§ Problem details
Only the pictures are to be left out; set down the rest of the records exactly.
---------- The records ----------
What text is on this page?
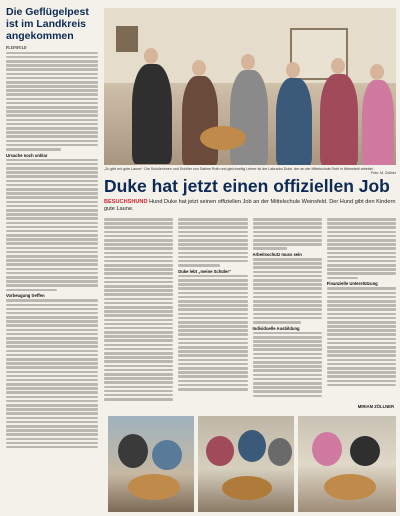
Die Geflügelpest ist im Landkreis angekommen
PLEINFELD
Ursache noch unklar
Vorbeugung treffen
„Zu gibt mir gute Laune“: Die Schülerinnen und Schüler von Sabine Roth und gleichzeitig Lehrer ist der Labrador Duke, der an der Mittelschule Roth in Weinsfeld arbeitet.
Foto: M. Zollner
Duke hat jetzt einen offiziellen Job
BESUCHSHUND Hund Duke hat jetzt seinen offiziellen Job an der Mittelschule Weinsfeld. Der Hund gibt den Kindern gute Laune.
Duke lebt „meine Schüler“
Arbeitsschutz muss sein
Individuelle Ausbildung
Finanzielle Unterstützung
MIRIAM ZÖLLNER
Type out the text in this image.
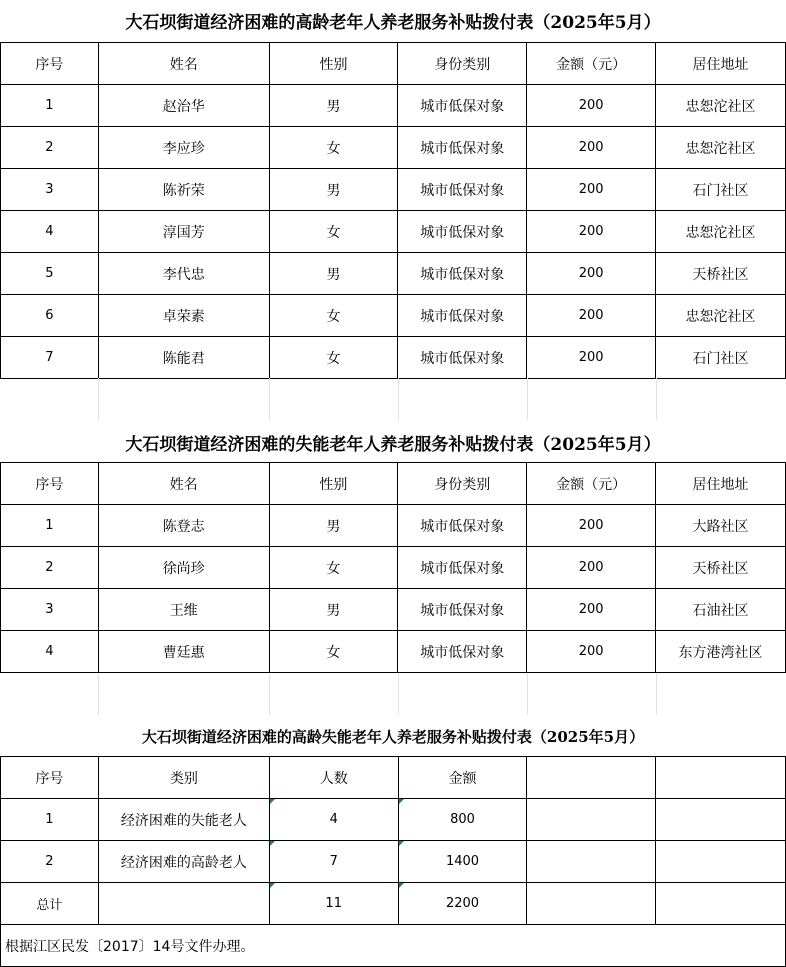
大石坝街道经济困难的高龄老年人养老服务补贴拨付表（2025年5月）
序号	姓名	性别	身份类别	金额（元）	居住地址
1	赵治华	男	城市低保对象	200	忠恕沱社区
2	李应珍	女	城市低保对象	200	忠恕沱社区
3	陈祈荣	男	城市低保对象	200	石门社区
4	淳国芳	女	城市低保对象	200	忠恕沱社区
5	李代忠	男	城市低保对象	200	天桥社区
6	卓荣素	女	城市低保对象	200	忠恕沱社区
7	陈能君	女	城市低保对象	200	石门社区
大石坝街道经济困难的失能老年人养老服务补贴拨付表（2025年5月）
序号	姓名	性别	身份类别	金额（元）	居住地址
1	陈登志	男	城市低保对象	200	大路社区
2	徐尚珍	女	城市低保对象	200	天桥社区
3	王维	男	城市低保对象	200	石油社区
4	曹廷惠	女	城市低保对象	200	东方港湾社区
大石坝街道经济困难的高龄失能老年人养老服务补贴拨付表（2025年5月）
序号	类别	人数	金额		
1	经济困难的失能老人	4	800		
2	经济困难的高龄老人	7	1400		
总计		11	2200		
根据江区民发〔2017〕14号文件办理。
----------
§ Written answer
What text is on this page?
Die Geflügelpest ist im Landkreis angekommen
PLEINFELD
Ursache noch unklar
Vorbeugung treffen
„Zu gibt mir gute Laune“: Die Schülerinnen und Schüler von Sabine Roth und gleichzeitig Lehrer ist der Labrador Duke, der an der Mittelschule Roth in Weinsfeld arbeitet.
Foto: M. Zollner
Duke hat jetzt einen offiziellen Job
BESUCHSHUND Hund Duke hat jetzt seinen offiziellen Job an der Mittelschule Weinsfeld. Der Hund gibt den Kindern gute Laune.
Duke lebt „meine Schüler“
Arbeitsschutz muss sein
Individuelle Ausbildung
Finanzielle Unterstützung
MIRIAM ZÖLLNER
Type out the text in this image.
大石坝街道经济困难的高龄老年人养老服务补贴拨付表（2025年5月）
序号	姓名	性别	身份类别	金额（元）	居住地址
1	赵治华	男	城市低保对象	200	忠恕沱社区
2	李应珍	女	城市低保对象	200	忠恕沱社区
3	陈祈荣	男	城市低保对象	200	石门社区
4	淳国芳	女	城市低保对象	200	忠恕沱社区
5	李代忠	男	城市低保对象	200	天桥社区
6	卓荣素	女	城市低保对象	200	忠恕沱社区
7	陈能君	女	城市低保对象	200	石门社区
大石坝街道经济困难的失能老年人养老服务补贴拨付表（2025年5月）
序号	姓名	性别	身份类别	金额（元）	居住地址
1	陈登志	男	城市低保对象	200	大路社区
2	徐尚珍	女	城市低保对象	200	天桥社区
3	王维	男	城市低保对象	200	石油社区
4	曹廷惠	女	城市低保对象	200	东方港湾社区
大石坝街道经济困难的高龄失能老年人养老服务补贴拨付表（2025年5月）
序号	类别	人数	金额		
1	经济困难的失能老人	4	800		
2	经济困难的高龄老人	7	1400		
总计		11	2200		
根据江区民发〔2017〕14号文件办理。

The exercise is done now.